Copy each line of the entries beneath that contains the word "JSON".
--- START OF Provided records ---
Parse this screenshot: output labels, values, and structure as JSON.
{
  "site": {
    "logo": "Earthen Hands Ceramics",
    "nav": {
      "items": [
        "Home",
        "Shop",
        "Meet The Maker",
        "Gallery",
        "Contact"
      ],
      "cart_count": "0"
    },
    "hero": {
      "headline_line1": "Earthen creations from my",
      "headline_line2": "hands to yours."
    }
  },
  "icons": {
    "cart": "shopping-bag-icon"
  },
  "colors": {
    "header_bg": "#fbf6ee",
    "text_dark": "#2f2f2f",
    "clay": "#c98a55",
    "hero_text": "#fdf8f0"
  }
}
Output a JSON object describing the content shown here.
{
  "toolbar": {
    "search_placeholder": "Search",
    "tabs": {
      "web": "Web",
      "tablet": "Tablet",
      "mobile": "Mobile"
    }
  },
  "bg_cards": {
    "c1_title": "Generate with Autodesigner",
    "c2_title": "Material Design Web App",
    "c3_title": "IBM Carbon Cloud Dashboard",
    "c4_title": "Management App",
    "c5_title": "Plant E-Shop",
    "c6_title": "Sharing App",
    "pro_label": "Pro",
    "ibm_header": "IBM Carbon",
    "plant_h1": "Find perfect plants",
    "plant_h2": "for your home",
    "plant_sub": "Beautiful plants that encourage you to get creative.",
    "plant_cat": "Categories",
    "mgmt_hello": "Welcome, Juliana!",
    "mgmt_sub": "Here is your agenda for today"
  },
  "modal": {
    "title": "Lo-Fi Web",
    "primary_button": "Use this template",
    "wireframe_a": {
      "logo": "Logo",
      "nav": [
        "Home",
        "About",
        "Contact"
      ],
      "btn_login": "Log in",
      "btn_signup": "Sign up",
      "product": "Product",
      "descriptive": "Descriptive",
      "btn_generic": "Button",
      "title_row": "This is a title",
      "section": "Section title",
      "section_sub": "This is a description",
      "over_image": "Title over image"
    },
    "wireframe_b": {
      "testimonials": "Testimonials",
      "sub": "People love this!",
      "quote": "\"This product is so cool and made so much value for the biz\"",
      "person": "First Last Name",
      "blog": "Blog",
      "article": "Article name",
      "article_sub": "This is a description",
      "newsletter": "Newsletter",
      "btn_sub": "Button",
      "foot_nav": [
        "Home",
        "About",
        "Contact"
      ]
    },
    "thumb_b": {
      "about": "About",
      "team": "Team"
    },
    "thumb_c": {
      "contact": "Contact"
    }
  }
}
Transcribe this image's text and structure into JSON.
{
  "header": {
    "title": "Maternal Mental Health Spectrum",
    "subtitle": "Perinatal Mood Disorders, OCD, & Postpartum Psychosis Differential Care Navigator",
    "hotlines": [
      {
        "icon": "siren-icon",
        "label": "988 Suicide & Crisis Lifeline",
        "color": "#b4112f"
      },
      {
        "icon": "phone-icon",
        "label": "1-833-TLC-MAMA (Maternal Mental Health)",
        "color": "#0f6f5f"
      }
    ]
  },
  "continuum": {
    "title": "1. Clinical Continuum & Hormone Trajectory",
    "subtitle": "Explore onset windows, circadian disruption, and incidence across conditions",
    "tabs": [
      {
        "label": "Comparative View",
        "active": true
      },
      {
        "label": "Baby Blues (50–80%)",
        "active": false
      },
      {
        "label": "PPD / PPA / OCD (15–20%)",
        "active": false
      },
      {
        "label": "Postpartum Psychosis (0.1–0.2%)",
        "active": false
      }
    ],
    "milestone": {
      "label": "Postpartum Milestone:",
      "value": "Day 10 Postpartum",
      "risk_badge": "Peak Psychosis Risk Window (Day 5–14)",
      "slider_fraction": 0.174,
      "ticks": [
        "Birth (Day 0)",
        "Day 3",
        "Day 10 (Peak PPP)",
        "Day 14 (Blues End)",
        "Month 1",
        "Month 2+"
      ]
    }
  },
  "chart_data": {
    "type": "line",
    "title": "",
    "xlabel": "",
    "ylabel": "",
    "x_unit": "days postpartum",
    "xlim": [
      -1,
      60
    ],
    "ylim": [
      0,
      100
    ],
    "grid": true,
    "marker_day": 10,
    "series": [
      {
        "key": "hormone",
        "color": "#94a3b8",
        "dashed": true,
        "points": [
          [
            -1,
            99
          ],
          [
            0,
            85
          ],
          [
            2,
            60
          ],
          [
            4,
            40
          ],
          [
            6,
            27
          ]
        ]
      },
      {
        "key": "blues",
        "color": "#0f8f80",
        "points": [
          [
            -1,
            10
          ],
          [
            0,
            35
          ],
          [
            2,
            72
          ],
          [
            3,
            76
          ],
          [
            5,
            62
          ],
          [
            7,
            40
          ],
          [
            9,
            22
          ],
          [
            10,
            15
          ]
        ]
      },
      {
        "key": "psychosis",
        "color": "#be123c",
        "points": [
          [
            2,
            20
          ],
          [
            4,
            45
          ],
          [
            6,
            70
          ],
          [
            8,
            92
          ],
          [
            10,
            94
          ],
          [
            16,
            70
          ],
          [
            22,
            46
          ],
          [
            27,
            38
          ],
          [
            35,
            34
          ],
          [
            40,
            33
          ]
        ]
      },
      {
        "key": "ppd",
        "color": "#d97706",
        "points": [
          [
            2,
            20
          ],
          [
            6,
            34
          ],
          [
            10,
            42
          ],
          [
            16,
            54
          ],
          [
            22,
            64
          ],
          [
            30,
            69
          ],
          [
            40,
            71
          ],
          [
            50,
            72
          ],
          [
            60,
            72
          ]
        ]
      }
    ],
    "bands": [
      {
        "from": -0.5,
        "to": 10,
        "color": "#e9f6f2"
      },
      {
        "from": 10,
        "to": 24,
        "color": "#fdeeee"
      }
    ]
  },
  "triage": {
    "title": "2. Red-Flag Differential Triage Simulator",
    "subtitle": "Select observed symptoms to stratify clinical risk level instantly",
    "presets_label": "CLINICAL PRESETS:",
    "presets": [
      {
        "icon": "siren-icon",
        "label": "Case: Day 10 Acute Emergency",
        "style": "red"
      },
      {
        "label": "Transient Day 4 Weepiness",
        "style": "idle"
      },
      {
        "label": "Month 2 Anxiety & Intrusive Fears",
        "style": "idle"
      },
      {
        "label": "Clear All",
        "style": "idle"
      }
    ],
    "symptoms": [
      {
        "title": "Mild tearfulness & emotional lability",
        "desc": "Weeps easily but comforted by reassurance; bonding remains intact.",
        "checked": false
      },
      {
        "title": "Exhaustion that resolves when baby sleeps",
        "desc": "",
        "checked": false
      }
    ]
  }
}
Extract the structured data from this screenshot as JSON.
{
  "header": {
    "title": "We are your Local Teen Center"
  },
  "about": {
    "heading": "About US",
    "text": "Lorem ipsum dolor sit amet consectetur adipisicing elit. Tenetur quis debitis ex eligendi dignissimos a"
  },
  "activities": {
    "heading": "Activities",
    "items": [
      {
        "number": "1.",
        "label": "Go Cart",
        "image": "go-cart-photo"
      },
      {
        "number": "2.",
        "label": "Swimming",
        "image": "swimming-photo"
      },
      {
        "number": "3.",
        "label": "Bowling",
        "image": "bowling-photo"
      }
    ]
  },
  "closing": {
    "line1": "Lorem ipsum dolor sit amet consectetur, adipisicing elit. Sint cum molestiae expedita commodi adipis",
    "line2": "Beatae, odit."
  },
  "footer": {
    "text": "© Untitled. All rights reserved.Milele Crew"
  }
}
--- END OF Provided records ---
(The output):
Parse this screenshot: output labels, values, and structure as JSON.
Output a JSON object describing the content shown here.
Transcribe this image's text and structure into JSON.
Extract the structured data from this screenshot as JSON.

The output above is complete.